Records for this task start

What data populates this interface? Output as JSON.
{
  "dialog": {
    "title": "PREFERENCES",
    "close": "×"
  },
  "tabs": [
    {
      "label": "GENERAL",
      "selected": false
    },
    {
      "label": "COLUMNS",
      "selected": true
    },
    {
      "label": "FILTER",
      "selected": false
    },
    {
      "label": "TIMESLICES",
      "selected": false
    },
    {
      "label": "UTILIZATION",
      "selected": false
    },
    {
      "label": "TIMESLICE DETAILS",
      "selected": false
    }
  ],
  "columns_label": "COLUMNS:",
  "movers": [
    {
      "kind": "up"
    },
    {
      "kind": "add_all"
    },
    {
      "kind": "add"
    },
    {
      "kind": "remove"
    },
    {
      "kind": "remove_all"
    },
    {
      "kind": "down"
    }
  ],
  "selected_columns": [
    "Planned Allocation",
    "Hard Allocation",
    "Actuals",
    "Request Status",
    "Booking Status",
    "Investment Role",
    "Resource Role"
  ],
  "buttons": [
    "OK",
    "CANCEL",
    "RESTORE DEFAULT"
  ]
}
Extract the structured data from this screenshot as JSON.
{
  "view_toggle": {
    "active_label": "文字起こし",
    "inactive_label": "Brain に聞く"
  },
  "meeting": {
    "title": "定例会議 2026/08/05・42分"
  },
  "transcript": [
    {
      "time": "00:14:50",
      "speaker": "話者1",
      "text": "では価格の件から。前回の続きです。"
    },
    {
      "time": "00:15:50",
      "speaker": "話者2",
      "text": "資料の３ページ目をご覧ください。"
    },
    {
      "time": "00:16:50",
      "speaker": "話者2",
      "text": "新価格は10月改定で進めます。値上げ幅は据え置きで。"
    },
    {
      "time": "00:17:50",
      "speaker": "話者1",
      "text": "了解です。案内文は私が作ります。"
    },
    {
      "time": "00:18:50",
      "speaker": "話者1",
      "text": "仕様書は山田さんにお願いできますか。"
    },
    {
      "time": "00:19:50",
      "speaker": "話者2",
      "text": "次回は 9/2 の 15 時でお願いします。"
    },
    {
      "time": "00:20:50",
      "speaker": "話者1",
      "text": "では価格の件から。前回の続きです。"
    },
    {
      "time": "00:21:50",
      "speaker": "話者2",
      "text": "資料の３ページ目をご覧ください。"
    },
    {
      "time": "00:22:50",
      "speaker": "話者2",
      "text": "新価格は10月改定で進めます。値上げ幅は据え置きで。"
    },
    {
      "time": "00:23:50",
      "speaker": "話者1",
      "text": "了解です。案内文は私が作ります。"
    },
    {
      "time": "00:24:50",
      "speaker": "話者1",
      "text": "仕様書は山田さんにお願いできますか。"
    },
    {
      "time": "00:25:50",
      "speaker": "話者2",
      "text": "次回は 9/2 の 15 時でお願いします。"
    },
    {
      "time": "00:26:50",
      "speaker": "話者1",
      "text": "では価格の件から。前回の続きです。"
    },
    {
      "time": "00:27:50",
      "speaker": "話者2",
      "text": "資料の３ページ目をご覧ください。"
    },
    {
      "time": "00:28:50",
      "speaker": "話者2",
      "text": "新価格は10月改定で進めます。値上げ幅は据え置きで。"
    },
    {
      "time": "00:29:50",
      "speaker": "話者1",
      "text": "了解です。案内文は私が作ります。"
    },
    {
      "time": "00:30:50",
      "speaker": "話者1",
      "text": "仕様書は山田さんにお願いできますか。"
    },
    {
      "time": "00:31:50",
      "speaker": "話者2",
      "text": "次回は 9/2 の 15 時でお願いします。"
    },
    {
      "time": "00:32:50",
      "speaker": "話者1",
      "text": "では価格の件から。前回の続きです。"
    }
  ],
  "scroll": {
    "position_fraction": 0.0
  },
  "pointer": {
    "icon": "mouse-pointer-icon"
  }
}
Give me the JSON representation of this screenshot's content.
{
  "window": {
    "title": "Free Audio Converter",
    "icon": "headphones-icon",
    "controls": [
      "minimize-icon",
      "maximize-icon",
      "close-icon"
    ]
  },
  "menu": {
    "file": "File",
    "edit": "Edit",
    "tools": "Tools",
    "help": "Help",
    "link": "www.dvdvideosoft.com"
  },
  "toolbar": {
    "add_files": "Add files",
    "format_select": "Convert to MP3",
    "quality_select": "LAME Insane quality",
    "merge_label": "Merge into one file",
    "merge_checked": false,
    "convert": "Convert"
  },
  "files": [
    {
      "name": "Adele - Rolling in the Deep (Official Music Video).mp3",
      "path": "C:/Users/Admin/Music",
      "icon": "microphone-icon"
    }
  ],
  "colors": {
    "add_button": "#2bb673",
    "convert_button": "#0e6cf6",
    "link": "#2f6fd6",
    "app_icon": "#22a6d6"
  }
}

Records for this task end

• **Written problem**
Using the data above, return each line exactly as written.

• **Exercise answer**
What data populates this interface? Output as JSON.
{
  "dialog": {
    "title": "PREFERENCES",
    "close": "×"
  },
  "tabs": [
    {
      "label": "GENERAL",
      "selected": false
    },
    {
      "label": "COLUMNS",
      "selected": true
    },
    {
      "label": "FILTER",
      "selected": false
    },
    {
      "label": "TIMESLICES",
      "selected": false
    },
    {
      "label": "UTILIZATION",
      "selected": false
    },
    {
      "label": "TIMESLICE DETAILS",
      "selected": false
    }
  ],
  "columns_label": "COLUMNS:",
  "movers": [
    {
      "kind": "up"
    },
    {
      "kind": "add_all"
    },
    {
      "kind": "add"
    },
    {
      "kind": "remove"
    },
    {
      "kind": "remove_all"
    },
    {
      "kind": "down"
    }
  ],
  "selected_columns": [
    "Planned Allocation",
    "Hard Allocation",
    "Actuals",
    "Request Status",
    "Booking Status",
    "Investment Role",
    "Resource Role"
  ],
  "buttons": [
    "OK",
    "CANCEL",
    "RESTORE DEFAULT"
  ]
}
Extract the structured data from this screenshot as JSON.
{
  "view_toggle": {
    "active_label": "文字起こし",
    "inactive_label": "Brain に聞く"
  },
  "meeting": {
    "title": "定例会議 2026/08/05・42分"
  },
  "transcript": [
    {
      "time": "00:14:50",
      "speaker": "話者1",
      "text": "では価格の件から。前回の続きです。"
    },
    {
      "time": "00:15:50",
      "speaker": "話者2",
      "text": "資料の３ページ目をご覧ください。"
    },
    {
      "time": "00:16:50",
      "speaker": "話者2",
      "text": "新価格は10月改定で進めます。値上げ幅は据え置きで。"
    },
    {
      "time": "00:17:50",
      "speaker": "話者1",
      "text": "了解です。案内文は私が作ります。"
    },
    {
      "time": "00:18:50",
      "speaker": "話者1",
      "text": "仕様書は山田さんにお願いできますか。"
    },
    {
      "time": "00:19:50",
      "speaker": "話者2",
      "text": "次回は 9/2 の 15 時でお願いします。"
    },
    {
      "time": "00:20:50",
      "speaker": "話者1",
      "text": "では価格の件から。前回の続きです。"
    },
    {
      "time": "00:21:50",
      "speaker": "話者2",
      "text": "資料の３ページ目をご覧ください。"
    },
    {
      "time": "00:22:50",
      "speaker": "話者2",
      "text": "新価格は10月改定で進めます。値上げ幅は据え置きで。"
    },
    {
      "time": "00:23:50",
      "speaker": "話者1",
      "text": "了解です。案内文は私が作ります。"
    },
    {
      "time": "00:24:50",
      "speaker": "話者1",
      "text": "仕様書は山田さんにお願いできますか。"
    },
    {
      "time": "00:25:50",
      "speaker": "話者2",
      "text": "次回は 9/2 の 15 時でお願いします。"
    },
    {
      "time": "00:26:50",
      "speaker": "話者1",
      "text": "では価格の件から。前回の続きです。"
    },
    {
      "time": "00:27:50",
      "speaker": "話者2",
      "text": "資料の３ページ目をご覧ください。"
    },
    {
      "time": "00:28:50",
      "speaker": "話者2",
      "text": "新価格は10月改定で進めます。値上げ幅は据え置きで。"
    },
    {
      "time": "00:29:50",
      "speaker": "話者1",
      "text": "了解です。案内文は私が作ります。"
    },
    {
      "time": "00:30:50",
      "speaker": "話者1",
      "text": "仕様書は山田さんにお願いできますか。"
    },
    {
      "time": "00:31:50",
      "speaker": "話者2",
      "text": "次回は 9/2 の 15 時でお願いします。"
    },
    {
      "time": "00:32:50",
      "speaker": "話者1",
      "text": "では価格の件から。前回の続きです。"
    }
  ],
  "scroll": {
    "position_fraction": 0.0
  },
  "pointer": {
    "icon": "mouse-pointer-icon"
  }
}
Give me the JSON representation of this screenshot's content.
{
  "window": {
    "title": "Free Audio Converter",
    "icon": "headphones-icon",
    "controls": [
      "minimize-icon",
      "maximize-icon",
      "close-icon"
    ]
  },
  "menu": {
    "file": "File",
    "edit": "Edit",
    "tools": "Tools",
    "help": "Help",
    "link": "www.dvdvideosoft.com"
  },
  "toolbar": {
    "add_files": "Add files",
    "format_select": "Convert to MP3",
    "quality_select": "LAME Insane quality",
    "merge_label": "Merge into one file",
    "merge_checked": false,
    "convert": "Convert"
  },
  "files": [
    {
      "name": "Adele - Rolling in the Deep (Official Music Video).mp3",
      "path": "C:/Users/Admin/Music",
      "icon": "microphone-icon"
    }
  ],
  "colors": {
    "add_button": "#2bb673",
    "convert_button": "#0e6cf6",
    "link": "#2f6fd6",
    "app_icon": "#22a6d6"
  }
}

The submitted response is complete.